==== Data supplied

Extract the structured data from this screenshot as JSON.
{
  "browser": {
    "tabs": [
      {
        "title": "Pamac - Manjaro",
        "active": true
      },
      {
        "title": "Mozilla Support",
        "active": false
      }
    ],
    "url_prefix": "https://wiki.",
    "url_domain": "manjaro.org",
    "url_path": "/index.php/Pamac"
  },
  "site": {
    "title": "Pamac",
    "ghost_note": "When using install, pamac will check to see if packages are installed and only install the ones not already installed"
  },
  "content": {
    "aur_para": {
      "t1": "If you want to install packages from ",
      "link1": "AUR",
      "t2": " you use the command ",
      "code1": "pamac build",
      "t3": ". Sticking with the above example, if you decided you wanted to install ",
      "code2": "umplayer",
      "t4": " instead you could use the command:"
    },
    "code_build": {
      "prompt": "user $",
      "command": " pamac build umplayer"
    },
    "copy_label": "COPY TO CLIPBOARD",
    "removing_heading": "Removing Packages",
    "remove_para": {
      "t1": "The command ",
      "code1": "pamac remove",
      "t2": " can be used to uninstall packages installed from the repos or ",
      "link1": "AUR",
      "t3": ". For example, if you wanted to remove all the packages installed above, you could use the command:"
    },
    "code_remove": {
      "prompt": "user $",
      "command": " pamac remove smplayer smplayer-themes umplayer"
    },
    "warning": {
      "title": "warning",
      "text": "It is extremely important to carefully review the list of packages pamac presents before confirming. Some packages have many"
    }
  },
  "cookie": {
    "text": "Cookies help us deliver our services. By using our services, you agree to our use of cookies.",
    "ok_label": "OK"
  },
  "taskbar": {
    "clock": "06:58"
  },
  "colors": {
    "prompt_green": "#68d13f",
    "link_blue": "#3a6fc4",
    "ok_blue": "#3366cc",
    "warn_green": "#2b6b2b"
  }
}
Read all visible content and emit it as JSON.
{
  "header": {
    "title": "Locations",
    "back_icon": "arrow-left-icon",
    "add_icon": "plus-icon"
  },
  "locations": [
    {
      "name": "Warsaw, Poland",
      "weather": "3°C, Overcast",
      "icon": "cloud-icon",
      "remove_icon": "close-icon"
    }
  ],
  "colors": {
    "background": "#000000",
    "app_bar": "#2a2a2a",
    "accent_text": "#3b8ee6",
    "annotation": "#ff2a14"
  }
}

========

# Set problem
Set out the complete listing exactly as shown.

# In response
Extract the structured data from this screenshot as JSON.
{
  "browser": {
    "tabs": [
      {
        "title": "Pamac - Manjaro",
        "active": true
      },
      {
        "title": "Mozilla Support",
        "active": false
      }
    ],
    "url_prefix": "https://wiki.",
    "url_domain": "manjaro.org",
    "url_path": "/index.php/Pamac"
  },
  "site": {
    "title": "Pamac",
    "ghost_note": "When using install, pamac will check to see if packages are installed and only install the ones not already installed"
  },
  "content": {
    "aur_para": {
      "t1": "If you want to install packages from ",
      "link1": "AUR",
      "t2": " you use the command ",
      "code1": "pamac build",
      "t3": ". Sticking with the above example, if you decided you wanted to install ",
      "code2": "umplayer",
      "t4": " instead you could use the command:"
    },
    "code_build": {
      "prompt": "user $",
      "command": " pamac build umplayer"
    },
    "copy_label": "COPY TO CLIPBOARD",
    "removing_heading": "Removing Packages",
    "remove_para": {
      "t1": "The command ",
      "code1": "pamac remove",
      "t2": " can be used to uninstall packages installed from the repos or ",
      "link1": "AUR",
      "t3": ". For example, if you wanted to remove all the packages installed above, you could use the command:"
    },
    "code_remove": {
      "prompt": "user $",
      "command": " pamac remove smplayer smplayer-themes umplayer"
    },
    "warning": {
      "title": "warning",
      "text": "It is extremely important to carefully review the list of packages pamac presents before confirming. Some packages have many"
    }
  },
  "cookie": {
    "text": "Cookies help us deliver our services. By using our services, you agree to our use of cookies.",
    "ok_label": "OK"
  },
  "taskbar": {
    "clock": "06:58"
  },
  "colors": {
    "prompt_green": "#68d13f",
    "link_blue": "#3a6fc4",
    "ok_blue": "#3366cc",
    "warn_green": "#2b6b2b"
  }
}
Read all visible content and emit it as JSON.
{
  "header": {
    "title": "Locations",
    "back_icon": "arrow-left-icon",
    "add_icon": "plus-icon"
  },
  "locations": [
    {
      "name": "Warsaw, Poland",
      "weather": "3°C, Overcast",
      "icon": "cloud-icon",
      "remove_icon": "close-icon"
    }
  ],
  "colors": {
    "background": "#000000",
    "app_bar": "#2a2a2a",
    "accent_text": "#3b8ee6",
    "annotation": "#ff2a14"
  }
}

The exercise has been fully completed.